Records:
####################

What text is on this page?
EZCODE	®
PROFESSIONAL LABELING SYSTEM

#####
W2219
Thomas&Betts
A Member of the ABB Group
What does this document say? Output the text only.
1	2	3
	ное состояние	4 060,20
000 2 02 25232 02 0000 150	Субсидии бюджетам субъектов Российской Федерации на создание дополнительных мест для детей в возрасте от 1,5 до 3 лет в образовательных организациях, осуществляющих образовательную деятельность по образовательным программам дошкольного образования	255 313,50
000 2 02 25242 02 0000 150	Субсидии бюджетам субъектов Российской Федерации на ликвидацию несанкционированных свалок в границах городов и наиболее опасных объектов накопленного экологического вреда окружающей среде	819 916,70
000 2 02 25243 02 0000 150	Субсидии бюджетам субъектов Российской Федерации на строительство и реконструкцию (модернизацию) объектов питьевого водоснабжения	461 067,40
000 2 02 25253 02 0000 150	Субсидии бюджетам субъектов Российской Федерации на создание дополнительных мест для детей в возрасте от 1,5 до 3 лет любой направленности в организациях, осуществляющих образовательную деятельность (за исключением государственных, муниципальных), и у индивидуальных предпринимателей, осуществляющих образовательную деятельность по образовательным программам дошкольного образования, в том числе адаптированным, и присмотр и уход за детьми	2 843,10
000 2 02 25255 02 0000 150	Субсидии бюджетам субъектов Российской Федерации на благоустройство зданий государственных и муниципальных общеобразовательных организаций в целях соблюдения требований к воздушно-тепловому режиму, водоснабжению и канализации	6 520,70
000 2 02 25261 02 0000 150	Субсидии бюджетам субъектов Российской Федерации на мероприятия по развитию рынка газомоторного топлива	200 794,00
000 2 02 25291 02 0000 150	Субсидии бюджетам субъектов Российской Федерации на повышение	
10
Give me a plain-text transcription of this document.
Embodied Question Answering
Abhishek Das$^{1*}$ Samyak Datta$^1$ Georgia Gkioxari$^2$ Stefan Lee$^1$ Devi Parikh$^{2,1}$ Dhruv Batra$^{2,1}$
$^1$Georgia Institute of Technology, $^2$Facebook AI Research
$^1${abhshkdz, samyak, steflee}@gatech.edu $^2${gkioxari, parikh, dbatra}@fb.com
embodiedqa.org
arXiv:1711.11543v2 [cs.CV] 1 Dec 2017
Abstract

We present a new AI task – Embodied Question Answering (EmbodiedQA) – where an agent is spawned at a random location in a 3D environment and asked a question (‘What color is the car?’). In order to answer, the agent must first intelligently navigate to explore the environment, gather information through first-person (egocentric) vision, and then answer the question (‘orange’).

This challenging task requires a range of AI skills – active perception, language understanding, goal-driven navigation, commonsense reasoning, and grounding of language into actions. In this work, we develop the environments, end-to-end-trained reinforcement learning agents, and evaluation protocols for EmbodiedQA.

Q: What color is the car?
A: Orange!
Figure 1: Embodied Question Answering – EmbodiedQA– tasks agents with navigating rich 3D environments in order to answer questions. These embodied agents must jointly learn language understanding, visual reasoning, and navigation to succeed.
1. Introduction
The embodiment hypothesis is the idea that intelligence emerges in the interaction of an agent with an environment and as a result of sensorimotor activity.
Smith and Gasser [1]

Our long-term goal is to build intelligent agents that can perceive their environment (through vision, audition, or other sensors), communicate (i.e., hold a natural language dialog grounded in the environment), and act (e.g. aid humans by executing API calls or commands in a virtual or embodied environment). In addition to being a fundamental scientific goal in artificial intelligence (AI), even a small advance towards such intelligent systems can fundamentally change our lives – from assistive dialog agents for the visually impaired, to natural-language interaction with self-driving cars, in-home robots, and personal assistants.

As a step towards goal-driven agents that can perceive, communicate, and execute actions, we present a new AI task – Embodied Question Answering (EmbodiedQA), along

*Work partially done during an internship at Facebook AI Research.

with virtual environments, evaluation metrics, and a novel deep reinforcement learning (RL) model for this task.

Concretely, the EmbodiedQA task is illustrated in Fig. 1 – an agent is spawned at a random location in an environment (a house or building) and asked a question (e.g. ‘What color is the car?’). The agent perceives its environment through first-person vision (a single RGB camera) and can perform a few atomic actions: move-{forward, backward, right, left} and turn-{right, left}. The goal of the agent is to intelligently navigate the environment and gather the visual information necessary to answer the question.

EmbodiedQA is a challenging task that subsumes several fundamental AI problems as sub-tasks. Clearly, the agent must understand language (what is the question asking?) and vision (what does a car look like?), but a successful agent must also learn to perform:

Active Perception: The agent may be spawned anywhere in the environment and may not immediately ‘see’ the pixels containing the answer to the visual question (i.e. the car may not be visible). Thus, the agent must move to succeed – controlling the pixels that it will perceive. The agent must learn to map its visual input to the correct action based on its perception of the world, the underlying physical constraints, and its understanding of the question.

####################

Exercise goal:
Return all of the data word for word.

Solution for this exercise:
What text is on this page?
EZCODE	®
PROFESSIONAL LABELING SYSTEM

#####
W2219
Thomas&Betts
A Member of the ABB Group
What does this document say? Output the text only.
1	2	3
	ное состояние	4 060,20
000 2 02 25232 02 0000 150	Субсидии бюджетам субъектов Российской Федерации на создание дополнительных мест для детей в возрасте от 1,5 до 3 лет в образовательных организациях, осуществляющих образовательную деятельность по образовательным программам дошкольного образования	255 313,50
000 2 02 25242 02 0000 150	Субсидии бюджетам субъектов Российской Федерации на ликвидацию несанкционированных свалок в границах городов и наиболее опасных объектов накопленного экологического вреда окружающей среде	819 916,70
000 2 02 25243 02 0000 150	Субсидии бюджетам субъектов Российской Федерации на строительство и реконструкцию (модернизацию) объектов питьевого водоснабжения	461 067,40
000 2 02 25253 02 0000 150	Субсидии бюджетам субъектов Российской Федерации на создание дополнительных мест для детей в возрасте от 1,5 до 3 лет любой направленности в организациях, осуществляющих образовательную деятельность (за исключением государственных, муниципальных), и у индивидуальных предпринимателей, осуществляющих образовательную деятельность по образовательным программам дошкольного образования, в том числе адаптированным, и присмотр и уход за детьми	2 843,10
000 2 02 25255 02 0000 150	Субсидии бюджетам субъектов Российской Федерации на благоустройство зданий государственных и муниципальных общеобразовательных организаций в целях соблюдения требований к воздушно-тепловому режиму, водоснабжению и канализации	6 520,70
000 2 02 25261 02 0000 150	Субсидии бюджетам субъектов Российской Федерации на мероприятия по развитию рынка газомоторного топлива	200 794,00
000 2 02 25291 02 0000 150	Субсидии бюджетам субъектов Российской Федерации на повышение	
10
Give me a plain-text transcription of this document.
Embodied Question Answering
Abhishek Das$^{1*}$ Samyak Datta$^1$ Georgia Gkioxari$^2$ Stefan Lee$^1$ Devi Parikh$^{2,1}$ Dhruv Batra$^{2,1}$
$^1$Georgia Institute of Technology, $^2$Facebook AI Research
$^1${abhshkdz, samyak, steflee}@gatech.edu $^2${gkioxari, parikh, dbatra}@fb.com
embodiedqa.org
arXiv:1711.11543v2 [cs.CV] 1 Dec 2017
Abstract

We present a new AI task – Embodied Question Answering (EmbodiedQA) – where an agent is spawned at a random location in a 3D environment and asked a question (‘What color is the car?’). In order to answer, the agent must first intelligently navigate to explore the environment, gather information through first-person (egocentric) vision, and then answer the question (‘orange’).

This challenging task requires a range of AI skills – active perception, language understanding, goal-driven navigation, commonsense reasoning, and grounding of language into actions. In this work, we develop the environments, end-to-end-trained reinforcement learning agents, and evaluation protocols for EmbodiedQA.

Q: What color is the car?
A: Orange!
Figure 1: Embodied Question Answering – EmbodiedQA– tasks agents with navigating rich 3D environments in order to answer questions. These embodied agents must jointly learn language understanding, visual reasoning, and navigation to succeed.
1. Introduction
The embodiment hypothesis is the idea that intelligence emerges in the interaction of an agent with an environment and as a result of sensorimotor activity.
Smith and Gasser [1]

Our long-term goal is to build intelligent agents that can perceive their environment (through vision, audition, or other sensors), communicate (i.e., hold a natural language dialog grounded in the environment), and act (e.g. aid humans by executing API calls or commands in a virtual or embodied environment). In addition to being a fundamental scientific goal in artificial intelligence (AI), even a small advance towards such intelligent systems can fundamentally change our lives – from assistive dialog agents for the visually impaired, to natural-language interaction with self-driving cars, in-home robots, and personal assistants.

As a step towards goal-driven agents that can perceive, communicate, and execute actions, we present a new AI task – Embodied Question Answering (EmbodiedQA), along

*Work partially done during an internship at Facebook AI Research.

with virtual environments, evaluation metrics, and a novel deep reinforcement learning (RL) model for this task.

Concretely, the EmbodiedQA task is illustrated in Fig. 1 – an agent is spawned at a random location in an environment (a house or building) and asked a question (e.g. ‘What color is the car?’). The agent perceives its environment through first-person vision (a single RGB camera) and can perform a few atomic actions: move-{forward, backward, right, left} and turn-{right, left}. The goal of the agent is to intelligently navigate the environment and gather the visual information necessary to answer the question.

EmbodiedQA is a challenging task that subsumes several fundamental AI problems as sub-tasks. Clearly, the agent must understand language (what is the question asking?) and vision (what does a car look like?), but a successful agent must also learn to perform:

Active Perception: The agent may be spawned anywhere in the environment and may not immediately ‘see’ the pixels containing the answer to the visual question (i.e. the car may not be visible). Thus, the agent must move to succeed – controlling the pixels that it will perceive. The agent must learn to map its visual input to the correct action based on its perception of the world, the underlying physical constraints, and its understanding of the question.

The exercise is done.